Recorded data
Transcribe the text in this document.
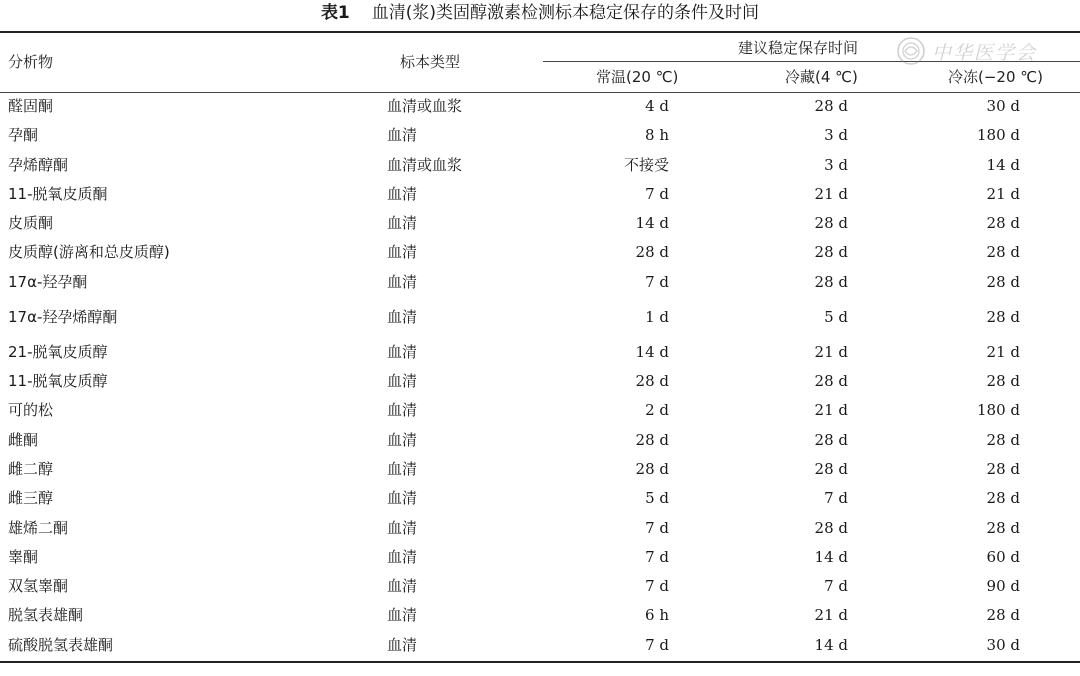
表1 血清(浆)类固醇激素检测标本稳定保存的条件及时间
分析物	标本类型
建议稳定保存时间
常温(20 ℃)	冷藏(4 ℃)	冷冻(−20 ℃)
中华医学会
醛固酮	血清或血浆	4 d	28 d	30 d
孕酮	血清	8 h	3 d	180 d
孕烯醇酮	血清或血浆	不接受	3 d	14 d
11-脱氧皮质酮	血清	7 d	21 d	21 d
皮质酮	血清	14 d	28 d	28 d
皮质醇(游离和总皮质醇)	血清	28 d	28 d	28 d
17α-羟孕酮	血清	7 d	28 d	28 d
17α-羟孕烯醇酮	血清	1 d	5 d	28 d
21-脱氧皮质醇	血清	14 d	21 d	21 d
11-脱氧皮质醇	血清	28 d	28 d	28 d
可的松	血清	2 d	21 d	180 d
雌酮	血清	28 d	28 d	28 d
雌二醇	血清	28 d	28 d	28 d
雌三醇	血清	5 d	7 d	28 d
雄烯二酮	血清	7 d	28 d	28 d
睾酮	血清	7 d	14 d	60 d
双氢睾酮	血清	7 d	7 d	90 d
脱氢表雄酮	血清	6 h	21 d	28 d
硫酸脱氢表雄酮	血清	7 d	14 d	30 d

Request
All of the entries above should be duplicated exactly, except for the pictures.

Exercise answer
Transcribe the text in this document.
表1 血清(浆)类固醇激素检测标本稳定保存的条件及时间
分析物	标本类型
建议稳定保存时间
常温(20 ℃)	冷藏(4 ℃)	冷冻(−20 ℃)
中华医学会
醛固酮	血清或血浆	4 d	28 d	30 d
孕酮	血清	8 h	3 d	180 d
孕烯醇酮	血清或血浆	不接受	3 d	14 d
11-脱氧皮质酮	血清	7 d	21 d	21 d
皮质酮	血清	14 d	28 d	28 d
皮质醇(游离和总皮质醇)	血清	28 d	28 d	28 d
17α-羟孕酮	血清	7 d	28 d	28 d
17α-羟孕烯醇酮	血清	1 d	5 d	28 d
21-脱氧皮质醇	血清	14 d	21 d	21 d
11-脱氧皮质醇	血清	28 d	28 d	28 d
可的松	血清	2 d	21 d	180 d
雌酮	血清	28 d	28 d	28 d
雌二醇	血清	28 d	28 d	28 d
雌三醇	血清	5 d	7 d	28 d
雄烯二酮	血清	7 d	28 d	28 d
睾酮	血清	7 d	14 d	60 d
双氢睾酮	血清	7 d	7 d	90 d
脱氢表雄酮	血清	6 h	21 d	28 d
硫酸脱氢表雄酮	血清	7 d	14 d	30 d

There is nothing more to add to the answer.